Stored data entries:

━━━━━━━━

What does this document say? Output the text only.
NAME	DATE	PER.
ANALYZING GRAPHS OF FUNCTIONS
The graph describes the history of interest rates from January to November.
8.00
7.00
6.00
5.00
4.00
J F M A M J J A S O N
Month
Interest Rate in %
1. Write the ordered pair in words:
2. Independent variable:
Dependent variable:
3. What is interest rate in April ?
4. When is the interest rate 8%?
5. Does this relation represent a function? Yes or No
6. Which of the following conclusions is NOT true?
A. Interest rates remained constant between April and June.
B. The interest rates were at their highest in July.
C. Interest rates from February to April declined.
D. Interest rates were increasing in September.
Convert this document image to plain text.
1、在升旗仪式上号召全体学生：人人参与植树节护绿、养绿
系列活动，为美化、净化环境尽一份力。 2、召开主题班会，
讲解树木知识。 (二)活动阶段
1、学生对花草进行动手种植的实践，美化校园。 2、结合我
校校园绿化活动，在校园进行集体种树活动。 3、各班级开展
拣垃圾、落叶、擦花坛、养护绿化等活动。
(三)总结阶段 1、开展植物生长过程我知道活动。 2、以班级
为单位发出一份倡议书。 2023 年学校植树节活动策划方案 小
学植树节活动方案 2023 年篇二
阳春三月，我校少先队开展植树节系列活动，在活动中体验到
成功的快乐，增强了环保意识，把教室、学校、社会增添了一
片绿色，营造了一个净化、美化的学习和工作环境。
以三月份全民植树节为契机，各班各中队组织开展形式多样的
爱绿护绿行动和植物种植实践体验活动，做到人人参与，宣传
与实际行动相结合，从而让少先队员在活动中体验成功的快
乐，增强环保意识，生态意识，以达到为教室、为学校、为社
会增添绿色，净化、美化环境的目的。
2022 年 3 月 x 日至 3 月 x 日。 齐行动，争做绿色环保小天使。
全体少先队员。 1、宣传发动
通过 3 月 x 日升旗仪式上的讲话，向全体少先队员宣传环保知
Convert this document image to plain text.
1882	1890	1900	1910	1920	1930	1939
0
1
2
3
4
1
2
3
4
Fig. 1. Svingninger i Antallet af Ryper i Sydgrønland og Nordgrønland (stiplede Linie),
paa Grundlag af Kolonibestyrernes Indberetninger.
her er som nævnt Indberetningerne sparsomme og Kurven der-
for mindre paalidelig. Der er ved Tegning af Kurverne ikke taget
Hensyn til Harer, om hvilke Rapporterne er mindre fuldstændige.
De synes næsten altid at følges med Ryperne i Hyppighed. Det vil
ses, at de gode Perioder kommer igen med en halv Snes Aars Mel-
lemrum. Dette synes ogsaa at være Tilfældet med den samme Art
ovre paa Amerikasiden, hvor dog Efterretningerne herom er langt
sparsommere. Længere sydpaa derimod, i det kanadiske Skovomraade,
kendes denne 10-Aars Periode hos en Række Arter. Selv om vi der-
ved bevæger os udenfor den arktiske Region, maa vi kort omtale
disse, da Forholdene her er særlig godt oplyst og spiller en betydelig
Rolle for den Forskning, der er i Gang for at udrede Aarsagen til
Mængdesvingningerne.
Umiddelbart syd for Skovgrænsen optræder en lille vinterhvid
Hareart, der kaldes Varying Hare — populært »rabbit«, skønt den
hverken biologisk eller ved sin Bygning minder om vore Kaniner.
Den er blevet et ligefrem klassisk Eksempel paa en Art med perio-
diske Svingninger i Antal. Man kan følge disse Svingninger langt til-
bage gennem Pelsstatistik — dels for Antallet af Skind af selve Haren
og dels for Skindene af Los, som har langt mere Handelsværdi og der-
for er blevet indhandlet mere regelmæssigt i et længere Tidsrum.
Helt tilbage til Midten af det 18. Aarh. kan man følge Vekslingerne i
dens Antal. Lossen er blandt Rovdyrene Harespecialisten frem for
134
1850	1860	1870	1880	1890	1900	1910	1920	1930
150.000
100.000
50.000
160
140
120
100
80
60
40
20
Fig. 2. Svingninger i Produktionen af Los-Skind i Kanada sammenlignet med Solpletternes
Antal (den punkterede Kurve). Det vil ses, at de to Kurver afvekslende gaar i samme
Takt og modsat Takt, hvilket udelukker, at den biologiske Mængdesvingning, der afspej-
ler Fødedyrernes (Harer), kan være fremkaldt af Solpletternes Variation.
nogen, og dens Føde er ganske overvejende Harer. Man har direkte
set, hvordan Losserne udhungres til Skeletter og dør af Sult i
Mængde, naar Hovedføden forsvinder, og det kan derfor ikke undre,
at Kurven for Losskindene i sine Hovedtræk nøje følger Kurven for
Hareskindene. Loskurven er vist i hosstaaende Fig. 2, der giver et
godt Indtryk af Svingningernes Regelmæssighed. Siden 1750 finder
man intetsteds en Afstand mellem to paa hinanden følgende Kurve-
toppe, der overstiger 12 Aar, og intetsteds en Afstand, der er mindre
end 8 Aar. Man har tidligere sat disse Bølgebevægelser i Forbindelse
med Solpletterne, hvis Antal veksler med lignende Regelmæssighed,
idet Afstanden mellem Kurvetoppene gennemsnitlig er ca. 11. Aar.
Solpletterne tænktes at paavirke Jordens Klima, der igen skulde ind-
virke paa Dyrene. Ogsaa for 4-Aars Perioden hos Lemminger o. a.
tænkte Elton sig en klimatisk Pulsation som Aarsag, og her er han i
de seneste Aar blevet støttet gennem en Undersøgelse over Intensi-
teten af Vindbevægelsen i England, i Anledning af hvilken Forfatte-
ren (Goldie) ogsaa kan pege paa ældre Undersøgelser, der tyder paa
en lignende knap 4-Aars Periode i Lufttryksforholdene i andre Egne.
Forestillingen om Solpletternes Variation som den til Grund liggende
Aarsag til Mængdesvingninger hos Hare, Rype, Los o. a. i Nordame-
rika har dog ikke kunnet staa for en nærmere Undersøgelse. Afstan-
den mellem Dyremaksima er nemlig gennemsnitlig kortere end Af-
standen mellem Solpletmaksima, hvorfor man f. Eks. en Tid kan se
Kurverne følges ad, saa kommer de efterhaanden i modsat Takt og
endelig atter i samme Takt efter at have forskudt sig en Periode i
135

━━━━━━━━

Gather each line in the data that holds the string "Takt".

* Response to the task
Takt og modsat Takt, hvilket udelukker, at den biologiske Mængdesvingning, der afspej-
Kurverne følges ad, saa kommer de efterhaanden i modsat Takt og
endelig atter i samme Takt efter at have forskudt sig en Periode i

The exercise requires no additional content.